__THE EXERCISE__
Quote the data below in full, please, without altering anything.

○ ○ ○ ○ ○ ○ ○

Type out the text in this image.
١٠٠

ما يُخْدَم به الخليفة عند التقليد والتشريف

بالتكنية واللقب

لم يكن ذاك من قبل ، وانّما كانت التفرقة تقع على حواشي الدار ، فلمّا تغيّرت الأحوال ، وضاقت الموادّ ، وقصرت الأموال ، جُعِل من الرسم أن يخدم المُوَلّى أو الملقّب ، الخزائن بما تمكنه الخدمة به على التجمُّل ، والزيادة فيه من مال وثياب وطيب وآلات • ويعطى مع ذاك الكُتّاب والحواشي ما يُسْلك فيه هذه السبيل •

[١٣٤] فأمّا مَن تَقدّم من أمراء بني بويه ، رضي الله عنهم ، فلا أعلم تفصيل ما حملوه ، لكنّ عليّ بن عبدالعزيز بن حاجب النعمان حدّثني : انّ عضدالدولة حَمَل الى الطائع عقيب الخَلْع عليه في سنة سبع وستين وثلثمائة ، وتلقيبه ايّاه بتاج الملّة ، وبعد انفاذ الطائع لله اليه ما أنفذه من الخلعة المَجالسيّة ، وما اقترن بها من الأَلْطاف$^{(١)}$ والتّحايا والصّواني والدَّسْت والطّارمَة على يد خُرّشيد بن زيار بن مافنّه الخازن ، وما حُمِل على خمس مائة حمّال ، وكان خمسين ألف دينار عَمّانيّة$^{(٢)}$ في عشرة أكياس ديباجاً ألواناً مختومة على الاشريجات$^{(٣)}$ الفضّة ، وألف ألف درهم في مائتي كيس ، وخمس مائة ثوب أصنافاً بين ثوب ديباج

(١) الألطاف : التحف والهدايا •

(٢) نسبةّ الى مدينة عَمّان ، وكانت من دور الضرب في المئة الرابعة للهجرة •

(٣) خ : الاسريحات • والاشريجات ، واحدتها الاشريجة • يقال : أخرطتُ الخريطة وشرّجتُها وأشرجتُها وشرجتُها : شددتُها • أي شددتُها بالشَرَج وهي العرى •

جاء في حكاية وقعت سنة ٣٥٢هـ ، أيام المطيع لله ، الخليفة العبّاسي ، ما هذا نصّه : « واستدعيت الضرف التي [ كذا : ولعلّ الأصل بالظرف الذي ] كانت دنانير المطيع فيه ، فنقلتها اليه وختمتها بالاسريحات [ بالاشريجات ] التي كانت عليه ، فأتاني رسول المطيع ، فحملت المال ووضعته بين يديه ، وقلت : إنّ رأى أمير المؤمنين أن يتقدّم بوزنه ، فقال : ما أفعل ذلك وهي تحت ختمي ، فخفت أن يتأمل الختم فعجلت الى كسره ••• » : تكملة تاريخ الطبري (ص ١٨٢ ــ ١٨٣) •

○ ○ ○ ○ ○ ○ ○

__TASK OUTPUT__
Type out the text in this image.
١٠٠

ما يُخْدَم به الخليفة عند التقليد والتشريف

بالتكنية واللقب

لم يكن ذاك من قبل ، وانّما كانت التفرقة تقع على حواشي الدار ، فلمّا تغيّرت الأحوال ، وضاقت الموادّ ، وقصرت الأموال ، جُعِل من الرسم أن يخدم المُوَلّى أو الملقّب ، الخزائن بما تمكنه الخدمة به على التجمُّل ، والزيادة فيه من مال وثياب وطيب وآلات • ويعطى مع ذاك الكُتّاب والحواشي ما يُسْلك فيه هذه السبيل •

[١٣٤] فأمّا مَن تَقدّم من أمراء بني بويه ، رضي الله عنهم ، فلا أعلم تفصيل ما حملوه ، لكنّ عليّ بن عبدالعزيز بن حاجب النعمان حدّثني : انّ عضدالدولة حَمَل الى الطائع عقيب الخَلْع عليه في سنة سبع وستين وثلثمائة ، وتلقيبه ايّاه بتاج الملّة ، وبعد انفاذ الطائع لله اليه ما أنفذه من الخلعة المَجالسيّة ، وما اقترن بها من الأَلْطاف$^{(١)}$ والتّحايا والصّواني والدَّسْت والطّارمَة على يد خُرّشيد بن زيار بن مافنّه الخازن ، وما حُمِل على خمس مائة حمّال ، وكان خمسين ألف دينار عَمّانيّة$^{(٢)}$ في عشرة أكياس ديباجاً ألواناً مختومة على الاشريجات$^{(٣)}$ الفضّة ، وألف ألف درهم في مائتي كيس ، وخمس مائة ثوب أصنافاً بين ثوب ديباج

(١) الألطاف : التحف والهدايا •

(٢) نسبةّ الى مدينة عَمّان ، وكانت من دور الضرب في المئة الرابعة للهجرة •

(٣) خ : الاسريحات • والاشريجات ، واحدتها الاشريجة • يقال : أخرطتُ الخريطة وشرّجتُها وأشرجتُها وشرجتُها : شددتُها • أي شددتُها بالشَرَج وهي العرى •

جاء في حكاية وقعت سنة ٣٥٢هـ ، أيام المطيع لله ، الخليفة العبّاسي ، ما هذا نصّه : « واستدعيت الضرف التي [ كذا : ولعلّ الأصل بالظرف الذي ] كانت دنانير المطيع فيه ، فنقلتها اليه وختمتها بالاسريحات [ بالاشريجات ] التي كانت عليه ، فأتاني رسول المطيع ، فحملت المال ووضعته بين يديه ، وقلت : إنّ رأى أمير المؤمنين أن يتقدّم بوزنه ، فقال : ما أفعل ذلك وهي تحت ختمي ، فخفت أن يتأمل الختم فعجلت الى كسره ••• » : تكملة تاريخ الطبري (ص ١٨٢ ــ ١٨٣) •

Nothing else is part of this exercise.